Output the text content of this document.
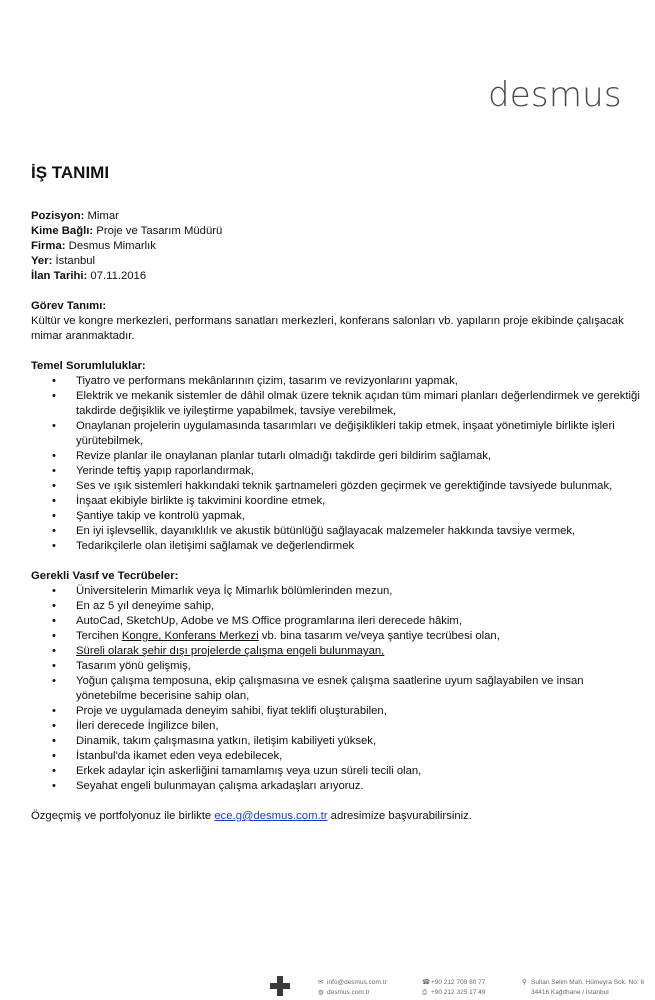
desmus
İŞ TANIMI
Pozisyon: Mimar
Kime Bağlı: Proje ve Tasarım Müdürü
Firma: Desmus Mimarlık
Yer: İstanbul
İlan Tarihi: 07.11.2016
Görev Tanımı:
Kültür ve kongre merkezleri, performans sanatları merkezleri, konferans salonları vb. yapıların proje ekibinde çalışacak mimar aranmaktadır.
Temel Sorumluluklar:
• Tiyatro ve performans mekânlarının çizim, tasarım ve revizyonlarını yapmak,
• Elektrik ve mekanik sistemler de dâhil olmak üzere teknik açıdan tüm mimari planları değerlendirmek ve gerektiği takdirde değişiklik ve iyileştirme yapabilmek, tavsiye verebilmek,
• Onaylanan projelerin uygulamasında tasarımları ve değişiklikleri takip etmek, inşaat yönetimiyle birlikte işleri yürütebilmek,
• Revize planlar ile onaylanan planlar tutarlı olmadığı takdirde geri bildirim sağlamak,
• Yerinde teftiş yapıp raporlandırmak,
• Ses ve ışık sistemleri hakkındaki teknik şartnameleri gözden geçirmek ve gerektiğinde tavsiyede bulunmak,
• İnşaat ekibiyle birlikte iş takvimini koordine etmek,
• Şantiye takip ve kontrolü yapmak,
• En iyi işlevsellik, dayanıklılık ve akustik bütünlüğü sağlayacak malzemeler hakkında tavsiye vermek,
• Tedarikçilerle olan iletişimi sağlamak ve değerlendirmek
Gerekli Vasıf ve Tecrübeler:
• Üniversitelerin Mimarlık veya İç Mimarlık bölümlerinden mezun,
• En az 5 yıl deneyime sahip,
• AutoCad, SketchUp, Adobe ve MS Office programlarına ileri derecede hâkim,
• Tercihen Kongre, Konferans Merkezi vb. bina tasarım ve/veya şantiye tecrübesi olan,
• Süreli olarak şehir dışı projelerde çalışma engeli bulunmayan,
• Tasarım yönü gelişmiş,
• Yoğun çalışma temposuna, ekip çalışmasına ve esnek çalışma saatlerine uyum sağlayabilen ve insan yönetebilme becerisine sahip olan,
• Proje ve uygulamada deneyim sahibi, fiyat teklifi oluşturabilen,
• İleri derecede İngilizce bilen,
• Dinamik, takım çalışmasına yatkın, iletişim kabiliyeti yüksek,
• İstanbul'da ikamet eden veya edebilecek,
• Erkek adaylar için askerliğini tamamlamış veya uzun süreli tecili olan,
• Seyahat engeli bulunmayan çalışma arkadaşları arıyoruz.
Özgeçmiş ve portfolyonuz ile birlikte ece.g@desmus.com.tr adresimize başvurabilirsiniz.
✉ info@desmus.com.tr
◍ desmus.com.tr
☎+90 212 709 80 77
⎙ +90 212 325 17 49
⚲ Sultan Selim Mah. Hümeyra Sok. No: 6
34416 Kağıthane / İstanbul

## EXERCISE DIRECTIONS
Transcribe the listing in full and omit the pictures.

## RESULT OF THE TASK
Output the text content of this document.
desmus
İŞ TANIMI
Pozisyon: Mimar
Kime Bağlı: Proje ve Tasarım Müdürü
Firma: Desmus Mimarlık
Yer: İstanbul
İlan Tarihi: 07.11.2016
Görev Tanımı:
Kültür ve kongre merkezleri, performans sanatları merkezleri, konferans salonları vb. yapıların proje ekibinde çalışacak mimar aranmaktadır.
Temel Sorumluluklar:
• Tiyatro ve performans mekânlarının çizim, tasarım ve revizyonlarını yapmak,
• Elektrik ve mekanik sistemler de dâhil olmak üzere teknik açıdan tüm mimari planları değerlendirmek ve gerektiği takdirde değişiklik ve iyileştirme yapabilmek, tavsiye verebilmek,
• Onaylanan projelerin uygulamasında tasarımları ve değişiklikleri takip etmek, inşaat yönetimiyle birlikte işleri yürütebilmek,
• Revize planlar ile onaylanan planlar tutarlı olmadığı takdirde geri bildirim sağlamak,
• Yerinde teftiş yapıp raporlandırmak,
• Ses ve ışık sistemleri hakkındaki teknik şartnameleri gözden geçirmek ve gerektiğinde tavsiyede bulunmak,
• İnşaat ekibiyle birlikte iş takvimini koordine etmek,
• Şantiye takip ve kontrolü yapmak,
• En iyi işlevsellik, dayanıklılık ve akustik bütünlüğü sağlayacak malzemeler hakkında tavsiye vermek,
• Tedarikçilerle olan iletişimi sağlamak ve değerlendirmek
Gerekli Vasıf ve Tecrübeler:
• Üniversitelerin Mimarlık veya İç Mimarlık bölümlerinden mezun,
• En az 5 yıl deneyime sahip,
• AutoCad, SketchUp, Adobe ve MS Office programlarına ileri derecede hâkim,
• Tercihen Kongre, Konferans Merkezi vb. bina tasarım ve/veya şantiye tecrübesi olan,
• Süreli olarak şehir dışı projelerde çalışma engeli bulunmayan,
• Tasarım yönü gelişmiş,
• Yoğun çalışma temposuna, ekip çalışmasına ve esnek çalışma saatlerine uyum sağlayabilen ve insan yönetebilme becerisine sahip olan,
• Proje ve uygulamada deneyim sahibi, fiyat teklifi oluşturabilen,
• İleri derecede İngilizce bilen,
• Dinamik, takım çalışmasına yatkın, iletişim kabiliyeti yüksek,
• İstanbul'da ikamet eden veya edebilecek,
• Erkek adaylar için askerliğini tamamlamış veya uzun süreli tecili olan,
• Seyahat engeli bulunmayan çalışma arkadaşları arıyoruz.
Özgeçmiş ve portfolyonuz ile birlikte ece.g@desmus.com.tr adresimize başvurabilirsiniz.
✉ info@desmus.com.tr
◍ desmus.com.tr
☎+90 212 709 80 77
⎙ +90 212 325 17 49
⚲ Sultan Selim Mah. Hümeyra Sok. No: 6
34416 Kağıthane / İstanbul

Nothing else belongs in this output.